| GIVEN REQUEST |
Print the complete set of entries exactly.

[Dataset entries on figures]
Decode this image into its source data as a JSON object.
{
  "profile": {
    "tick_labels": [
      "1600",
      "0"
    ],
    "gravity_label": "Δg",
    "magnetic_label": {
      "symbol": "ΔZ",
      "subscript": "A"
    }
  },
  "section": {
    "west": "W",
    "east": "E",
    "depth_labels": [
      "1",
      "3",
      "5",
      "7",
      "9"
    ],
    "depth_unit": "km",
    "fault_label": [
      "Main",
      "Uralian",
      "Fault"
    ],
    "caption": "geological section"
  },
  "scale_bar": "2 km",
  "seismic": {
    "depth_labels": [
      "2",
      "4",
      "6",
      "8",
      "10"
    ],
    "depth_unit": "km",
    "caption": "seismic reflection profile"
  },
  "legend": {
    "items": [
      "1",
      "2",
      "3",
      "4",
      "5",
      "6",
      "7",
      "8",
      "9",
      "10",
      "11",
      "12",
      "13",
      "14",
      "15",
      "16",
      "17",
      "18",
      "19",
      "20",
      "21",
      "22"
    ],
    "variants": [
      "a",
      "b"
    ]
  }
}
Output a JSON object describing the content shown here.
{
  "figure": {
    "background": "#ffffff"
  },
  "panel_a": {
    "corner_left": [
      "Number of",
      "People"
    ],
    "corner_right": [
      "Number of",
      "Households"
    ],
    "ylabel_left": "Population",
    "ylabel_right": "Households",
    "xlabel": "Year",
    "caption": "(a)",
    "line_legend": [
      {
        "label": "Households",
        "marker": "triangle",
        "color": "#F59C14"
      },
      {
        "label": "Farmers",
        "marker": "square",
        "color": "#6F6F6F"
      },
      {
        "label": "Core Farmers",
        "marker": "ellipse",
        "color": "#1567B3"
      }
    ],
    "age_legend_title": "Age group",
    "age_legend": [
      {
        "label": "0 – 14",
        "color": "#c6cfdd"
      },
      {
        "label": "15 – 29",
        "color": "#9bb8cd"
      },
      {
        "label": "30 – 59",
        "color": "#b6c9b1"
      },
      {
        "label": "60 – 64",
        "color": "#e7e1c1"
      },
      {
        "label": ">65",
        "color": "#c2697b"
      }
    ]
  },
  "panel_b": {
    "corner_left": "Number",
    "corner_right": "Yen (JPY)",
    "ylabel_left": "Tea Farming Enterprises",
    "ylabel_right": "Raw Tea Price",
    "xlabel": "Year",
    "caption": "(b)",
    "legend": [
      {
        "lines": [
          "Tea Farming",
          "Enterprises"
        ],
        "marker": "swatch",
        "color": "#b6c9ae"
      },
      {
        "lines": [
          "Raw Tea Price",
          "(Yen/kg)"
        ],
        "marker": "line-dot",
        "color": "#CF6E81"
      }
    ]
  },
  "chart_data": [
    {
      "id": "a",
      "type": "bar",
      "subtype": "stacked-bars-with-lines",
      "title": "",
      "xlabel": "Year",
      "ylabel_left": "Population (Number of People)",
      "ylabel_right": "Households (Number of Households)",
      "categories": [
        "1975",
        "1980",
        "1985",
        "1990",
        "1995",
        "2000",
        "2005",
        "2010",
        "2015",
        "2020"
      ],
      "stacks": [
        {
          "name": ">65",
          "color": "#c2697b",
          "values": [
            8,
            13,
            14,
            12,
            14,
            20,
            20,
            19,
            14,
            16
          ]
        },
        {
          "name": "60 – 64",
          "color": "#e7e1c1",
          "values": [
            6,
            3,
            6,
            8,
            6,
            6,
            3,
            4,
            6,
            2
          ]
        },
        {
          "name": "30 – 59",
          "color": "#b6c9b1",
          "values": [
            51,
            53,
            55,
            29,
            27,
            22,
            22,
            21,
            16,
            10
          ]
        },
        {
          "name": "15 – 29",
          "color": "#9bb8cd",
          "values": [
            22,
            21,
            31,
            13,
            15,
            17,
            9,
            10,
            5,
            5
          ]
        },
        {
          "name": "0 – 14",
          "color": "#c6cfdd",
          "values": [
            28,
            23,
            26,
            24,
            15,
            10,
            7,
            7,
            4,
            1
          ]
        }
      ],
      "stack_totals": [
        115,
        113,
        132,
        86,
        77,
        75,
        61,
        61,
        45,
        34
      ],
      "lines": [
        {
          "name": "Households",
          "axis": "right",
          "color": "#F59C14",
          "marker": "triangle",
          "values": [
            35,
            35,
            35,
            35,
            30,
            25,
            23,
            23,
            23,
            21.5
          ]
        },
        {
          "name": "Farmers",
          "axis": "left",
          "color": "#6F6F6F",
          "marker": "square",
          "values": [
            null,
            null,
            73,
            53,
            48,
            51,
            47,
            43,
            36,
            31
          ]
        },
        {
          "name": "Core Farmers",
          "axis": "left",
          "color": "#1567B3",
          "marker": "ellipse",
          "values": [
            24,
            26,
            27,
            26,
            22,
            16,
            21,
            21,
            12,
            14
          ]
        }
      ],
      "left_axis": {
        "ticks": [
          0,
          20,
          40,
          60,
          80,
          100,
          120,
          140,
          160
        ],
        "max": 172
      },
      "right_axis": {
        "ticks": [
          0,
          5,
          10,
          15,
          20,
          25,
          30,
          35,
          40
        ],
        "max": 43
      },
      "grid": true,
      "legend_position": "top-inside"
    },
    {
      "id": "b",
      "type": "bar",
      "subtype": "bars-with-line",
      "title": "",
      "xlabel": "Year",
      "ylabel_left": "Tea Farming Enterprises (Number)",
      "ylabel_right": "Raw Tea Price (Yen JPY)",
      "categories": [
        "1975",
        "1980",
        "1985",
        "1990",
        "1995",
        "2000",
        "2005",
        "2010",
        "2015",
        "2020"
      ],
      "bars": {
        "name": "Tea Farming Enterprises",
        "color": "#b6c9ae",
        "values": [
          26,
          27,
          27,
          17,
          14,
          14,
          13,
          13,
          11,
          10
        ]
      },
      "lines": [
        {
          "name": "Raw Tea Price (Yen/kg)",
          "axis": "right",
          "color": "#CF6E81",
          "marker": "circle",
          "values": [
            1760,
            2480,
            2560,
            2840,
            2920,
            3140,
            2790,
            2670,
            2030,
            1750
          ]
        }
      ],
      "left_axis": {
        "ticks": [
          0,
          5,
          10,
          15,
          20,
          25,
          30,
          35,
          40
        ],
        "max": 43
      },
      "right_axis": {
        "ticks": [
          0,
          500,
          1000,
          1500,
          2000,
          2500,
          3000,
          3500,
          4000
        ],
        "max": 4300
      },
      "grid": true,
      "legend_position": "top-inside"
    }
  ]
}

| EXERCISE SOLUTION |
Decode this image into its source data as a JSON object.
{
  "profile": {
    "tick_labels": [
      "1600",
      "0"
    ],
    "gravity_label": "Δg",
    "magnetic_label": {
      "symbol": "ΔZ",
      "subscript": "A"
    }
  },
  "section": {
    "west": "W",
    "east": "E",
    "depth_labels": [
      "1",
      "3",
      "5",
      "7",
      "9"
    ],
    "depth_unit": "km",
    "fault_label": [
      "Main",
      "Uralian",
      "Fault"
    ],
    "caption": "geological section"
  },
  "scale_bar": "2 km",
  "seismic": {
    "depth_labels": [
      "2",
      "4",
      "6",
      "8",
      "10"
    ],
    "depth_unit": "km",
    "caption": "seismic reflection profile"
  },
  "legend": {
    "items": [
      "1",
      "2",
      "3",
      "4",
      "5",
      "6",
      "7",
      "8",
      "9",
      "10",
      "11",
      "12",
      "13",
      "14",
      "15",
      "16",
      "17",
      "18",
      "19",
      "20",
      "21",
      "22"
    ],
    "variants": [
      "a",
      "b"
    ]
  }
}
Output a JSON object describing the content shown here.
{
  "figure": {
    "background": "#ffffff"
  },
  "panel_a": {
    "corner_left": [
      "Number of",
      "People"
    ],
    "corner_right": [
      "Number of",
      "Households"
    ],
    "ylabel_left": "Population",
    "ylabel_right": "Households",
    "xlabel": "Year",
    "caption": "(a)",
    "line_legend": [
      {
        "label": "Households",
        "marker": "triangle",
        "color": "#F59C14"
      },
      {
        "label": "Farmers",
        "marker": "square",
        "color": "#6F6F6F"
      },
      {
        "label": "Core Farmers",
        "marker": "ellipse",
        "color": "#1567B3"
      }
    ],
    "age_legend_title": "Age group",
    "age_legend": [
      {
        "label": "0 – 14",
        "color": "#c6cfdd"
      },
      {
        "label": "15 – 29",
        "color": "#9bb8cd"
      },
      {
        "label": "30 – 59",
        "color": "#b6c9b1"
      },
      {
        "label": "60 – 64",
        "color": "#e7e1c1"
      },
      {
        "label": ">65",
        "color": "#c2697b"
      }
    ]
  },
  "panel_b": {
    "corner_left": "Number",
    "corner_right": "Yen (JPY)",
    "ylabel_left": "Tea Farming Enterprises",
    "ylabel_right": "Raw Tea Price",
    "xlabel": "Year",
    "caption": "(b)",
    "legend": [
      {
        "lines": [
          "Tea Farming",
          "Enterprises"
        ],
        "marker": "swatch",
        "color": "#b6c9ae"
      },
      {
        "lines": [
          "Raw Tea Price",
          "(Yen/kg)"
        ],
        "marker": "line-dot",
        "color": "#CF6E81"
      }
    ]
  },
  "chart_data": [
    {
      "id": "a",
      "type": "bar",
      "subtype": "stacked-bars-with-lines",
      "title": "",
      "xlabel": "Year",
      "ylabel_left": "Population (Number of People)",
      "ylabel_right": "Households (Number of Households)",
      "categories": [
        "1975",
        "1980",
        "1985",
        "1990",
        "1995",
        "2000",
        "2005",
        "2010",
        "2015",
        "2020"
      ],
      "stacks": [
        {
          "name": ">65",
          "color": "#c2697b",
          "values": [
            8,
            13,
            14,
            12,
            14,
            20,
            20,
            19,
            14,
            16
          ]
        },
        {
          "name": "60 – 64",
          "color": "#e7e1c1",
          "values": [
            6,
            3,
            6,
            8,
            6,
            6,
            3,
            4,
            6,
            2
          ]
        },
        {
          "name": "30 – 59",
          "color": "#b6c9b1",
          "values": [
            51,
            53,
            55,
            29,
            27,
            22,
            22,
            21,
            16,
            10
          ]
        },
        {
          "name": "15 – 29",
          "color": "#9bb8cd",
          "values": [
            22,
            21,
            31,
            13,
            15,
            17,
            9,
            10,
            5,
            5
          ]
        },
        {
          "name": "0 – 14",
          "color": "#c6cfdd",
          "values": [
            28,
            23,
            26,
            24,
            15,
            10,
            7,
            7,
            4,
            1
          ]
        }
      ],
      "stack_totals": [
        115,
        113,
        132,
        86,
        77,
        75,
        61,
        61,
        45,
        34
      ],
      "lines": [
        {
          "name": "Households",
          "axis": "right",
          "color": "#F59C14",
          "marker": "triangle",
          "values": [
            35,
            35,
            35,
            35,
            30,
            25,
            23,
            23,
            23,
            21.5
          ]
        },
        {
          "name": "Farmers",
          "axis": "left",
          "color": "#6F6F6F",
          "marker": "square",
          "values": [
            null,
            null,
            73,
            53,
            48,
            51,
            47,
            43,
            36,
            31
          ]
        },
        {
          "name": "Core Farmers",
          "axis": "left",
          "color": "#1567B3",
          "marker": "ellipse",
          "values": [
            24,
            26,
            27,
            26,
            22,
            16,
            21,
            21,
            12,
            14
          ]
        }
      ],
      "left_axis": {
        "ticks": [
          0,
          20,
          40,
          60,
          80,
          100,
          120,
          140,
          160
        ],
        "max": 172
      },
      "right_axis": {
        "ticks": [
          0,
          5,
          10,
          15,
          20,
          25,
          30,
          35,
          40
        ],
        "max": 43
      },
      "grid": true,
      "legend_position": "top-inside"
    },
    {
      "id": "b",
      "type": "bar",
      "subtype": "bars-with-line",
      "title": "",
      "xlabel": "Year",
      "ylabel_left": "Tea Farming Enterprises (Number)",
      "ylabel_right": "Raw Tea Price (Yen JPY)",
      "categories": [
        "1975",
        "1980",
        "1985",
        "1990",
        "1995",
        "2000",
        "2005",
        "2010",
        "2015",
        "2020"
      ],
      "bars": {
        "name": "Tea Farming Enterprises",
        "color": "#b6c9ae",
        "values": [
          26,
          27,
          27,
          17,
          14,
          14,
          13,
          13,
          11,
          10
        ]
      },
      "lines": [
        {
          "name": "Raw Tea Price (Yen/kg)",
          "axis": "right",
          "color": "#CF6E81",
          "marker": "circle",
          "values": [
            1760,
            2480,
            2560,
            2840,
            2920,
            3140,
            2790,
            2670,
            2030,
            1750
          ]
        }
      ],
      "left_axis": {
        "ticks": [
          0,
          5,
          10,
          15,
          20,
          25,
          30,
          35,
          40
        ],
        "max": 43
      },
      "right_axis": {
        "ticks": [
          0,
          500,
          1000,
          1500,
          2000,
          2500,
          3000,
          3500,
          4000
        ],
        "max": 4300
      },
      "grid": true,
      "legend_position": "top-inside"
    }
  ]
}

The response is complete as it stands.